▶ [Work instructions]:
1) Return, word for word, the part of the port scanning protection text that opens with the words containing "Sequential Port Detection: Identifies" and closes with "as half-open scans).".
2) In the port scanning protection text, what is the default duration for which a scanning IP address is blocked?

▶ [Exercise passage]:
Port Scanning Protection

True Protection by Jag detects and blocks port scanning attempts directed at your device. Port scanning is a common reconnaissance technique used by attackers to discover open services and potential vulnerabilities on your system.

Detection Methods

Sequential Port Detection: Identifies attempts to connect to multiple ports in sequence, a hallmark of automated scanning tools.
SYN Scan Detection: Detects half-open TCP connections used by stealthy SYN scans (also known as half-open scans).
UDP Scan Detection: Identifies UDP probes sent to multiple ports looking for open services.
Slow Scan Detection: JagAI correlates connection attempts spread over long periods to detect slow, distributed scans designed to evade basic detection.
OS Fingerprinting Protection: Detects and blocks attempts to identify your operating system through crafted network packets.

Automatic Response

Block Source IP: Automatically block the scanning IP address for a configurable duration (default: 1 hour).

▶ [Dataset excerpts]:

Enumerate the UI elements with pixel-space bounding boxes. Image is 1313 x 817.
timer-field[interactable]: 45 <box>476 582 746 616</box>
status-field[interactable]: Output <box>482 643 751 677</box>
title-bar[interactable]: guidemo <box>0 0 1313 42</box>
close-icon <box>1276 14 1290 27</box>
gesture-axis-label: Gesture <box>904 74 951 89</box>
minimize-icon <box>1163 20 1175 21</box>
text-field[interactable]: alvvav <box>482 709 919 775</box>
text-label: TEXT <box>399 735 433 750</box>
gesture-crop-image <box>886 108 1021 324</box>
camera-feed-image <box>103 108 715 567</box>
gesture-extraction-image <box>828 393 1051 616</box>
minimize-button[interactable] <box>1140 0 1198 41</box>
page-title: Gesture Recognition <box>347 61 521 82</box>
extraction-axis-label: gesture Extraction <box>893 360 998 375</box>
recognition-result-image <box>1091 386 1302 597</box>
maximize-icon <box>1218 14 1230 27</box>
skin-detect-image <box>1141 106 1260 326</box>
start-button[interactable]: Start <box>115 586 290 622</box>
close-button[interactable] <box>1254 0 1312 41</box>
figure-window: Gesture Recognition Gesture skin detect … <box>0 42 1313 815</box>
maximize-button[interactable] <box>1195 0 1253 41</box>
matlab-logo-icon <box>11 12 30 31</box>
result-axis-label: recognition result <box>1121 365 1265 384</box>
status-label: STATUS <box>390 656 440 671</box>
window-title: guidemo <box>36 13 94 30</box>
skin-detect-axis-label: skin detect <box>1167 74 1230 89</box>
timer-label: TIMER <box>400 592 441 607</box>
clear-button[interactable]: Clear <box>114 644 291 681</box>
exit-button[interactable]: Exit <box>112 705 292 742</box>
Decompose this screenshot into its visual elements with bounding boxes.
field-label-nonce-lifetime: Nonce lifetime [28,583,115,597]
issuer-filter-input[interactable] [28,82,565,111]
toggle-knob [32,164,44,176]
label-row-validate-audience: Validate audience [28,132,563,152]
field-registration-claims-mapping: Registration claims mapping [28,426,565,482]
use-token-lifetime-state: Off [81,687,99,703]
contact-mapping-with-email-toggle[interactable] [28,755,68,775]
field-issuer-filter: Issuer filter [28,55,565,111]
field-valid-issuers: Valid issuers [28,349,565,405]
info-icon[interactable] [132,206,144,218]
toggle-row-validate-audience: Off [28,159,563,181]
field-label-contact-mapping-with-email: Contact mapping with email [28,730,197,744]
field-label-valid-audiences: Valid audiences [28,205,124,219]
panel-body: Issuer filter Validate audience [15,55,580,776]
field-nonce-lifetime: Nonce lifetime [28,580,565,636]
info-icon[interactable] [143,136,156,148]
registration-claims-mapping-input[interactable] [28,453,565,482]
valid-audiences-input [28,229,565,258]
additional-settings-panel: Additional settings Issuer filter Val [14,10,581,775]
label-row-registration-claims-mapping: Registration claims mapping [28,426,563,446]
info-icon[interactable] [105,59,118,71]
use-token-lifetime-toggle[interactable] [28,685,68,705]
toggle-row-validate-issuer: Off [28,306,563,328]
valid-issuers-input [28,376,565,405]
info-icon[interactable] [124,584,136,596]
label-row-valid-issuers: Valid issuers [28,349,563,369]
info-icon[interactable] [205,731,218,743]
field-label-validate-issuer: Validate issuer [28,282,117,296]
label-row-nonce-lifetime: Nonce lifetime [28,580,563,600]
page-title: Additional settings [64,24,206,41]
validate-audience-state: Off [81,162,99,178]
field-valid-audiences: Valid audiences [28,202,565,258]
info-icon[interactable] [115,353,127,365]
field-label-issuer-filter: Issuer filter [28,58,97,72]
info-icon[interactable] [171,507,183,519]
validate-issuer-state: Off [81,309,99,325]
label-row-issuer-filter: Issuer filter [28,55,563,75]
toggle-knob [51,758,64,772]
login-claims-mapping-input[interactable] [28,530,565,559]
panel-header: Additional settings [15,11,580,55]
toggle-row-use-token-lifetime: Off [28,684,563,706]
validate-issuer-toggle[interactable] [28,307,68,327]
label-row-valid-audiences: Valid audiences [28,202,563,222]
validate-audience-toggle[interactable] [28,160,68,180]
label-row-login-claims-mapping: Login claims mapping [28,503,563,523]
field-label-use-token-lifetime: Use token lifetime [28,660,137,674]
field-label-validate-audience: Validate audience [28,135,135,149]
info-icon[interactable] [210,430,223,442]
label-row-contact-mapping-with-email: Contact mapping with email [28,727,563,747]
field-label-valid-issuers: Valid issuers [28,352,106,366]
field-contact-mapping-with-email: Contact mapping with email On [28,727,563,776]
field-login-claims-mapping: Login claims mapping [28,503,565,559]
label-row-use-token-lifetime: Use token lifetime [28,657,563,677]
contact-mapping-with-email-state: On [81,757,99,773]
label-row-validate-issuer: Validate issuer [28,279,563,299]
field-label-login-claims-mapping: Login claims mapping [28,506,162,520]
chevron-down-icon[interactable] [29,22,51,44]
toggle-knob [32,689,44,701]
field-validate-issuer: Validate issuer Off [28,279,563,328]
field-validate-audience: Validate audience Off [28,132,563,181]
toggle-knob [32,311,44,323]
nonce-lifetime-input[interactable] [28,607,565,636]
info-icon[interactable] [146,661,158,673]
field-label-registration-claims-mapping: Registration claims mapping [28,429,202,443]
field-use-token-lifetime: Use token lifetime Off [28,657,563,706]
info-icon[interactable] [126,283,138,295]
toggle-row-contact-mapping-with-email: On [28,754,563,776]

▶ [Answers for the exercise]:
1)
Sequential Port Detection: Identifies attempts to connect to multiple ports in sequence, a hallmark of automated scanning tools.
SYN Scan Detection: Detects half-open TCP connections used by stealthy SYN scans (also known as half-open scans).

2) One hour.